Instrucción de trabajo 1: Según el texto sobre los impagos de la deuda argentina, ¿en qué año tuvo lugar el primer episodio de default?
Instrucción de trabajo 2: En el texto sobre los impagos de la deuda argentina, cambia "dictadura militar" por "junta militar" en el fragmento que empieza en "La última dictadura" y termina en "bueno para nadie.".
Instrucción de trabajo 3: Continúa el texto sobre los impagos de la deuda argentina a partir de su última oración.

Fragmento de lectura:
__________

«Se aproxima otro default», augura el verdulero detrás de su mascarilla. El vendedor afirma que se lo ha escuchado decir a un economista en la radio y da por hecho que cuando concluya esta semana Argentina suspenderá pagos a sus acreedores. La palabra default, o sus equivalentes forma parte de una jerga casi costumbrista y lejana en los tiempos. El primer episodio tuvo lugar en 1827. Argentina volvió a dejar de pagar su deuda en 1890.

La última dictadura militar se declaró en quiebra en 1982. Había recibido un país con un pasivo de 7.000 millones de dólares (6.400 millones de euros) y lo multiplicó por casi siete. En el 2002, bajo los escombros del corralito financiero, un Gobierno provisional recorrió por cuarta vez la misma senda. La última parada la hizo el expresidente Mauricio Macri. En agosto pasado, pidió reprogramar pagos después de endeudarse con 100.000 millones de dólares más durante cuatro años para financiar una fuga de capitales de 86.000 millones de dólares. Mañana, en medio de la pandemia del coronavirus, puede tener lugar la sexta suspensión unilateral de pagos. Deberían cancelarse bonos por 503 millones de dólares. No ocurrirá. A diferencia de los casos precedentes, el presidente Alberto Fernández coincide en un punto con los acreedores en que el default no es bueno para nadie.

__________

Datos almacenados:
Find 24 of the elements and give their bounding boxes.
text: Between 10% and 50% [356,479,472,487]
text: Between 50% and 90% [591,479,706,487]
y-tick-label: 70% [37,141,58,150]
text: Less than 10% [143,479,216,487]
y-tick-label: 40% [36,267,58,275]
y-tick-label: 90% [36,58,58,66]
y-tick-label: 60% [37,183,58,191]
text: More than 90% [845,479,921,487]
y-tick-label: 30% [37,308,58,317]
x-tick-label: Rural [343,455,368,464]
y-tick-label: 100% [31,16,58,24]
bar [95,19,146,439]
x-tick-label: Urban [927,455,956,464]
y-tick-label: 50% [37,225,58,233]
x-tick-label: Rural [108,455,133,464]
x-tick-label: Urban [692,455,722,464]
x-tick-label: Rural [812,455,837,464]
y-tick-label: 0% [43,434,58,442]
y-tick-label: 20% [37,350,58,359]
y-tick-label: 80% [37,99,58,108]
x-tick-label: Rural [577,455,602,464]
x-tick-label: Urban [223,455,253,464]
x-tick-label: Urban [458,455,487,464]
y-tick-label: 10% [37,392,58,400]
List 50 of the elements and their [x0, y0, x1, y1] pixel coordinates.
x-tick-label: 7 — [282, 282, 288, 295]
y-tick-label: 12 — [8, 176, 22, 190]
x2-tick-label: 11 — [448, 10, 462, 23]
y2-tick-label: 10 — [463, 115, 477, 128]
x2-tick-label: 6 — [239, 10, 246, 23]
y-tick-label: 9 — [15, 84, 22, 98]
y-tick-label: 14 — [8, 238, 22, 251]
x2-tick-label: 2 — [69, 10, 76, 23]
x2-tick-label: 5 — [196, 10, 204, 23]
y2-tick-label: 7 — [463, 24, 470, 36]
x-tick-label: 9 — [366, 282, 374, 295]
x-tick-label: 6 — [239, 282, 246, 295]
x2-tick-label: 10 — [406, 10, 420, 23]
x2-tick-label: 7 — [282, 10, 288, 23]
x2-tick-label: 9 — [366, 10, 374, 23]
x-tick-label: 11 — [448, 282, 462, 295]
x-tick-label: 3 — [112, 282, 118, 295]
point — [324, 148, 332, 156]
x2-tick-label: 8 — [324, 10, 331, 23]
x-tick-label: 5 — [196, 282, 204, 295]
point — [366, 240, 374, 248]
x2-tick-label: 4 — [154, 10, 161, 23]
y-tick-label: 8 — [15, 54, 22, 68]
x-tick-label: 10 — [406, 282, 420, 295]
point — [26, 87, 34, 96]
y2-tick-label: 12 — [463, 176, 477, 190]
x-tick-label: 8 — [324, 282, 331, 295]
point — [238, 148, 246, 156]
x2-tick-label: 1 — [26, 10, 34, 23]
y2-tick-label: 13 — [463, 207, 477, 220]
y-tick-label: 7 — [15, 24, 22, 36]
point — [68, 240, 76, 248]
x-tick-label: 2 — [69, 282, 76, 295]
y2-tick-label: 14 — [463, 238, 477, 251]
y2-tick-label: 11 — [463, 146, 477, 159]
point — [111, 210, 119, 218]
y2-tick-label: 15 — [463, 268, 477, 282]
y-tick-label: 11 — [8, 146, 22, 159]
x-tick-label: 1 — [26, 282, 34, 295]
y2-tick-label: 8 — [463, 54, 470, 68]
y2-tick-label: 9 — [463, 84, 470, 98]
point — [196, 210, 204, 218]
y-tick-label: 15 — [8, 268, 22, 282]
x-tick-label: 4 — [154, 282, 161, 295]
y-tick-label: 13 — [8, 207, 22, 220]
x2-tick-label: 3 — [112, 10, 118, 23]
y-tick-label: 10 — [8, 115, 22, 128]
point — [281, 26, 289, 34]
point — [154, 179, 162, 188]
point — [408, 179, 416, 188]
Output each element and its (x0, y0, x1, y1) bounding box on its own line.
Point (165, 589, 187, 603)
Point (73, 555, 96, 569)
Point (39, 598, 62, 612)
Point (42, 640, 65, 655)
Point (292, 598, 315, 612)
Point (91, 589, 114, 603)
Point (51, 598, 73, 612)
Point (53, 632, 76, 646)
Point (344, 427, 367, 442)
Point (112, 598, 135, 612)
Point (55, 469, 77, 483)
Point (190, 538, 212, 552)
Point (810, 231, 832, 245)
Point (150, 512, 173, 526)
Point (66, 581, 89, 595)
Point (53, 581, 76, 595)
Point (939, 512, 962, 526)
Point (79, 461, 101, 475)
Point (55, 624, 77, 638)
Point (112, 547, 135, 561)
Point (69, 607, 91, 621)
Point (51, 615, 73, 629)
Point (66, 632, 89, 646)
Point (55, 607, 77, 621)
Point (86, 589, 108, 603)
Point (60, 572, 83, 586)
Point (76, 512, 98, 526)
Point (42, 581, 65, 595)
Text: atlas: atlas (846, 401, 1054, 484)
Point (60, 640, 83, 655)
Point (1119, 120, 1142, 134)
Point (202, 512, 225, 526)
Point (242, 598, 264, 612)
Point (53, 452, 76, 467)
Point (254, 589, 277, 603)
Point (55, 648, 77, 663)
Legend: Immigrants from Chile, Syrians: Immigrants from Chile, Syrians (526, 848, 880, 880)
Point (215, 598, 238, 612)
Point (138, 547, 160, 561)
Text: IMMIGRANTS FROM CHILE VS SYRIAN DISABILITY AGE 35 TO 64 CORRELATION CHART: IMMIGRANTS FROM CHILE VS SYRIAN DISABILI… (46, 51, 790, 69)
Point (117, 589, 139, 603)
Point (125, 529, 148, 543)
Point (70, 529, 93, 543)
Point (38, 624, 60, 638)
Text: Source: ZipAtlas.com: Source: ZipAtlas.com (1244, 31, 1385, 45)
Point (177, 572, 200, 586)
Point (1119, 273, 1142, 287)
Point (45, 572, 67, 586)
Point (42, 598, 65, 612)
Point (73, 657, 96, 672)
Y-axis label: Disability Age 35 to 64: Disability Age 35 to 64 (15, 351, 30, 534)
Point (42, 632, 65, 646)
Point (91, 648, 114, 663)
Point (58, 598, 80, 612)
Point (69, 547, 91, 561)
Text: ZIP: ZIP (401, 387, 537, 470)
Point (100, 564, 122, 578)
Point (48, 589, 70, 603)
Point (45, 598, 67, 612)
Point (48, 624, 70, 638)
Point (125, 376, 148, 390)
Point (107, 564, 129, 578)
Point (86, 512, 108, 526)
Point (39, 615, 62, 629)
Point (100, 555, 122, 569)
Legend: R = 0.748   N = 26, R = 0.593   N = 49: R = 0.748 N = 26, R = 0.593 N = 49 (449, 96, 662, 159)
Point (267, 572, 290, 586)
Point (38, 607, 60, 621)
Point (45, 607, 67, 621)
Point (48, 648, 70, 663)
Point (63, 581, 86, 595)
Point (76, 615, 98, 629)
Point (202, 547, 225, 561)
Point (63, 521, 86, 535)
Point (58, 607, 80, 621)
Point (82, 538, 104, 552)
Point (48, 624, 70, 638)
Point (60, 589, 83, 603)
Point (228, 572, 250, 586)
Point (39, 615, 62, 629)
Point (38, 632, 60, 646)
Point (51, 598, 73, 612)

__________

Respuesta 1: En 1827.

Respuesta 2:
La última junta militar se declaró en quiebra en 1982. Había recibido un país con un pasivo de 7.000 millones de dólares (6.400 millones de euros) y lo multiplicó por casi siete. En el 2002, bajo los escombros del corralito financiero, un Gobierno provisional recorrió por cuarta vez la misma senda. La última parada la hizo el expresidente Mauricio Macri. En agosto pasado, pidió reprogramar pagos después de endeudarse con 100.000 millones de dólares más durante cuatro años para financiar una fuga de capitales de 86.000 millones de dólares. Mañana, en medio de la pandemia del coronavirus, puede tener lugar la sexta suspensión unilateral de pagos. Deberían cancelarse bonos por 503 millones de dólares. No ocurrirá. A diferencia de los casos precedentes, el presidente Alberto Fernández coincide en un punto con los acreedores en que el default no es bueno para nadie.

Respuesta 3:
En abril, Argentina propuso una quita del 5,4% del capital y del 63% de los intereses, y un periodo de gracia por tres años. La propuesta representaría un alivio en el peso de la deuda privada en unos 42.000 millones de dólares. Hasta el FMI la bendijo porque considera «insostenible» el pasivo acumulado. Este le prestó a Macri 47.000 millones de dólares. Y todos califican la propuesta argentina de «responsable». Los acreedores, se dice que solo aceptarían no recibir dinero durante un año.